## Begin Records for this exercise
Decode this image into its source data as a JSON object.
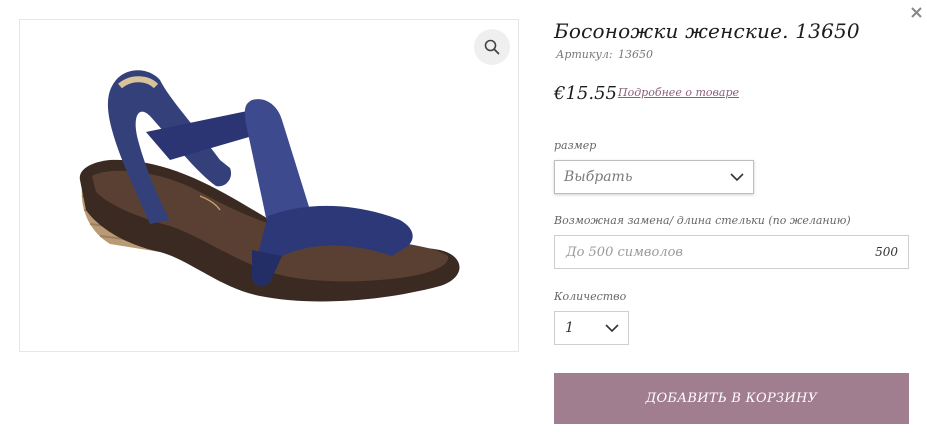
{
  "product": {
    "title": "Босоножки женские. 13650",
    "article_label": "Артикул:",
    "article_value": "13650",
    "price": "€15.55",
    "details_link": "Подробнее о товаре",
    "image_icon": "sandal-product-photo"
  },
  "options": {
    "size": {
      "label": "размер",
      "selected": "Выбрать"
    },
    "insole": {
      "label": "Возможная замена/ длина стельки (по желанию)",
      "placeholder": "До 500 символов",
      "counter": "500"
    },
    "quantity": {
      "label": "Количество",
      "selected": "1"
    }
  },
  "actions": {
    "add_to_cart": "ДОБАВИТЬ В КОРЗИНУ"
  },
  "icons": {
    "zoom": "zoom-icon",
    "close": "close-icon",
    "chevron": "chevron-down-icon"
  },
  "colors": {
    "accent_button": "#a17e8f",
    "link": "#8b5e78",
    "sandal_strap": "#3b4a8c"
  }
}
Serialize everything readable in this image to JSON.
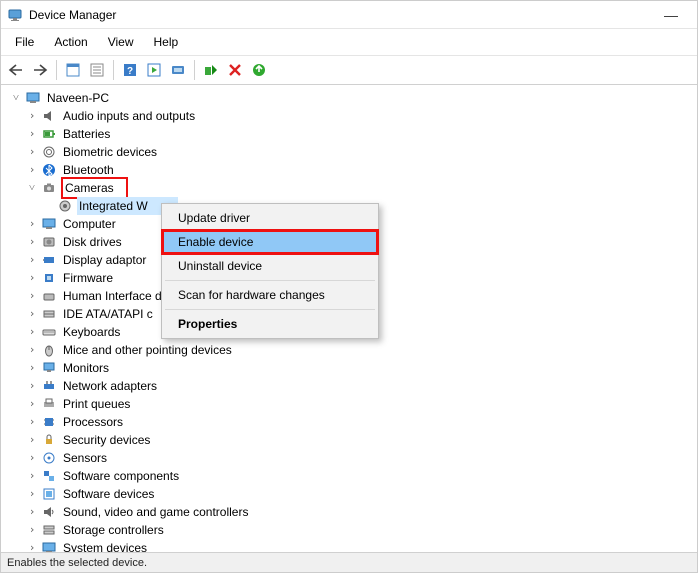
{
  "window": {
    "title": "Device Manager",
    "minimize": "—"
  },
  "menu": [
    "File",
    "Action",
    "View",
    "Help"
  ],
  "tree": {
    "root": "Naveen-PC",
    "items": [
      "Audio inputs and outputs",
      "Batteries",
      "Biometric devices",
      "Bluetooth",
      "Cameras",
      "Computer",
      "Disk drives",
      "Display adaptor",
      "Firmware",
      "Human Interface d",
      "IDE ATA/ATAPI c",
      "Keyboards",
      "Mice and other pointing devices",
      "Monitors",
      "Network adapters",
      "Print queues",
      "Processors",
      "Security devices",
      "Sensors",
      "Software components",
      "Software devices",
      "Sound, video and game controllers",
      "Storage controllers",
      "System devices"
    ],
    "camera_child": "Integrated W"
  },
  "context_menu": {
    "items": [
      "Update driver",
      "Enable device",
      "Uninstall device",
      "Scan for hardware changes",
      "Properties"
    ],
    "selected_index": 1,
    "bold_index": 4
  },
  "status": "Enables the selected device."
}
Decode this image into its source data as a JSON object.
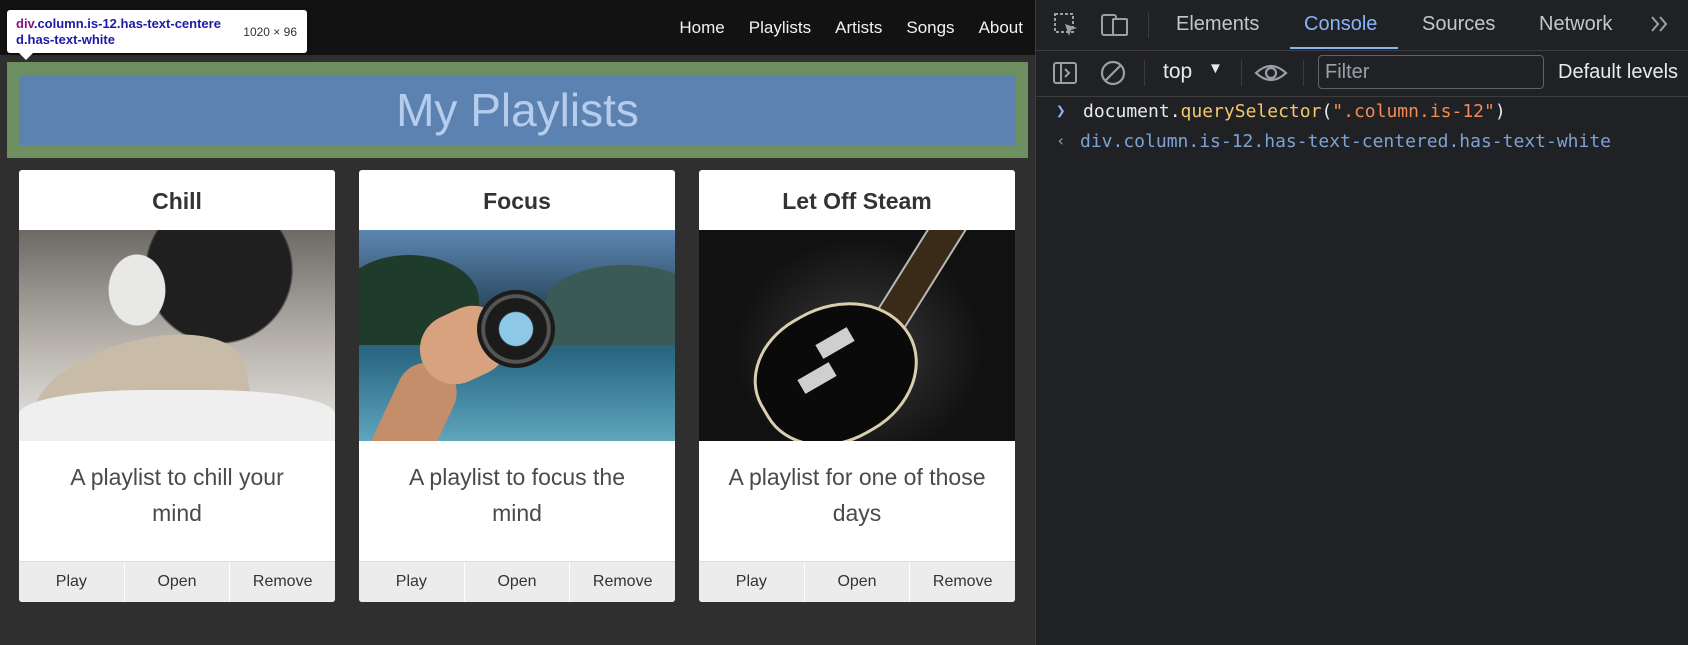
{
  "nav": {
    "links": [
      "Home",
      "Playlists",
      "Artists",
      "Songs",
      "About"
    ]
  },
  "tooltip": {
    "selector_tag": "div",
    "selector_classes": ".column.is-12.has-text-centered.has-text-white",
    "size": "1020 × 96"
  },
  "hero": {
    "title": "My Playlists"
  },
  "playlists": [
    {
      "title": "Chill",
      "image": "person-reading-with-mug",
      "description": "A playlist to chill your mind",
      "buttons": [
        "Play",
        "Open",
        "Remove"
      ]
    },
    {
      "title": "Focus",
      "image": "hand-holding-lens-over-lake",
      "description": "A playlist to focus the mind",
      "buttons": [
        "Play",
        "Open",
        "Remove"
      ]
    },
    {
      "title": "Let Off Steam",
      "image": "electric-guitar-dark",
      "description": "A playlist for one of those days",
      "buttons": [
        "Play",
        "Open",
        "Remove"
      ]
    }
  ],
  "devtools": {
    "tabs": [
      "Elements",
      "Console",
      "Sources",
      "Network"
    ],
    "active_tab": "Console",
    "icons": [
      "inspect-element-icon",
      "device-toolbar-icon",
      "more-tabs-icon",
      "sidebar-toggle-icon",
      "clear-console-icon",
      "live-expression-eye-icon"
    ],
    "context": "top",
    "filter_placeholder": "Filter",
    "levels_label": "Default levels",
    "console": {
      "input_object": "document",
      "input_dot": ".",
      "input_method": "querySelector",
      "input_open": "(",
      "input_arg": "\".column.is-12\"",
      "input_close": ")",
      "output": "div.column.is-12.has-text-centered.has-text-white"
    }
  },
  "colors": {
    "hero_margin": "#6e8f60",
    "hero_content": "#5b82b1",
    "hero_title": "#b5ccec",
    "devtools_bg": "#202124",
    "devtools_accent": "#8ab4f8"
  }
}
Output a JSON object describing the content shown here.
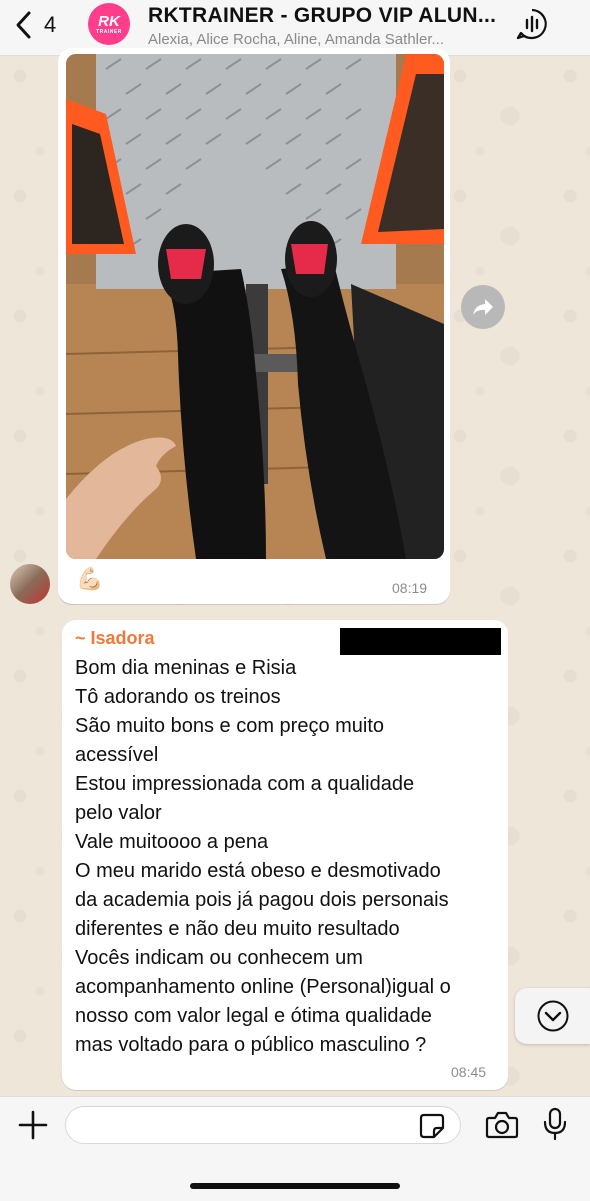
{
  "header": {
    "back_count": "4",
    "title": "RKTRAINER - GRUPO VIP ALUN...",
    "members": "Alexia, Alice Rocha, Aline, Amanda Sathler...",
    "avatar_text": "RK",
    "avatar_sub": "TRAINER"
  },
  "messages": [
    {
      "type": "image",
      "caption": "💪🏻",
      "time": "08:19"
    },
    {
      "type": "text",
      "sender": "~ Isadora",
      "lines": [
        "Bom dia meninas e Risia",
        "Tô adorando os treinos",
        "São muito bons e com preço muito",
        "acessível",
        "Estou impressionada com a qualidade",
        "pelo valor",
        "Vale muitoooo a pena",
        "O meu marido está obeso e desmotivado",
        "da academia pois já pagou dois personais",
        "diferentes e não deu muito resultado",
        "Vocês indicam ou conhecem um",
        "acompanhamento online (Personal)igual o",
        "nosso com valor legal e ótima qualidade",
        "mas voltado para o público masculino ?"
      ],
      "time": "08:45"
    }
  ],
  "input": {
    "value": "",
    "placeholder": ""
  },
  "colors": {
    "sender_name": "#f0793a",
    "brand_pink": "#ff3d8b",
    "wallpaper": "#efe6da"
  },
  "icons": [
    "back-chevron-icon",
    "group-call-icon",
    "forward-icon",
    "scroll-down-icon",
    "plus-icon",
    "sticker-icon",
    "camera-icon",
    "microphone-icon"
  ]
}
## End Records for this exercise
#### [Task to carry out]
Gather all lines with the string "devices" from the data.

#### [Expected answer]
      "Biometric devices",
      "Mice and other pointing devices",
      "Security devices",
      "Software devices",
      "System devices"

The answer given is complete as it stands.